» GOAL: Take the data below and repeat it exactly.

» MATERIAL PROVIDED:
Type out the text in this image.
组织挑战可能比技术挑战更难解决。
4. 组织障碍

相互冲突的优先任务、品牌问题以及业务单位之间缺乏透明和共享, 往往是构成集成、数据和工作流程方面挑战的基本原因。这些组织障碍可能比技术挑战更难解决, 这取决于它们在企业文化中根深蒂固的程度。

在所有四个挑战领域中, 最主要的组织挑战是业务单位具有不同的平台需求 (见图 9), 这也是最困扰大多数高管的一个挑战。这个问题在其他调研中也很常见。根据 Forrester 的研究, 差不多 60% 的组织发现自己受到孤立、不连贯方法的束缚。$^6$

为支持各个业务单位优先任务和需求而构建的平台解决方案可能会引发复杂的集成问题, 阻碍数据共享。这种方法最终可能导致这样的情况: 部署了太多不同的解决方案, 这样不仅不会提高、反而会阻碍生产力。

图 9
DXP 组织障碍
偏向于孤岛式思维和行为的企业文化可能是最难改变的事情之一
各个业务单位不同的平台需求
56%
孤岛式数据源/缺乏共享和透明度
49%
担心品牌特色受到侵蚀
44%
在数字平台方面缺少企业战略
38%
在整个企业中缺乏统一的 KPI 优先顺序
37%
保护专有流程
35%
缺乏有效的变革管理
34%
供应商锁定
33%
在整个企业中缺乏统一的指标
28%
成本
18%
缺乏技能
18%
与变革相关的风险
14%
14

» FINISHED TASK:
Type out the text in this image.
组织挑战可能比技术挑战更难解决。
4. 组织障碍

相互冲突的优先任务、品牌问题以及业务单位之间缺乏透明和共享, 往往是构成集成、数据和工作流程方面挑战的基本原因。这些组织障碍可能比技术挑战更难解决, 这取决于它们在企业文化中根深蒂固的程度。

在所有四个挑战领域中, 最主要的组织挑战是业务单位具有不同的平台需求 (见图 9), 这也是最困扰大多数高管的一个挑战。这个问题在其他调研中也很常见。根据 Forrester 的研究, 差不多 60% 的组织发现自己受到孤立、不连贯方法的束缚。$^6$

为支持各个业务单位优先任务和需求而构建的平台解决方案可能会引发复杂的集成问题, 阻碍数据共享。这种方法最终可能导致这样的情况: 部署了太多不同的解决方案, 这样不仅不会提高、反而会阻碍生产力。

图 9
DXP 组织障碍
偏向于孤岛式思维和行为的企业文化可能是最难改变的事情之一
各个业务单位不同的平台需求
56%
孤岛式数据源/缺乏共享和透明度
49%
担心品牌特色受到侵蚀
44%
在数字平台方面缺少企业战略
38%
在整个企业中缺乏统一的 KPI 优先顺序
37%
保护专有流程
35%
缺乏有效的变革管理
34%
供应商锁定
33%
在整个企业中缺乏统一的指标
28%
成本
18%
缺乏技能
18%
与变革相关的风险
14%
14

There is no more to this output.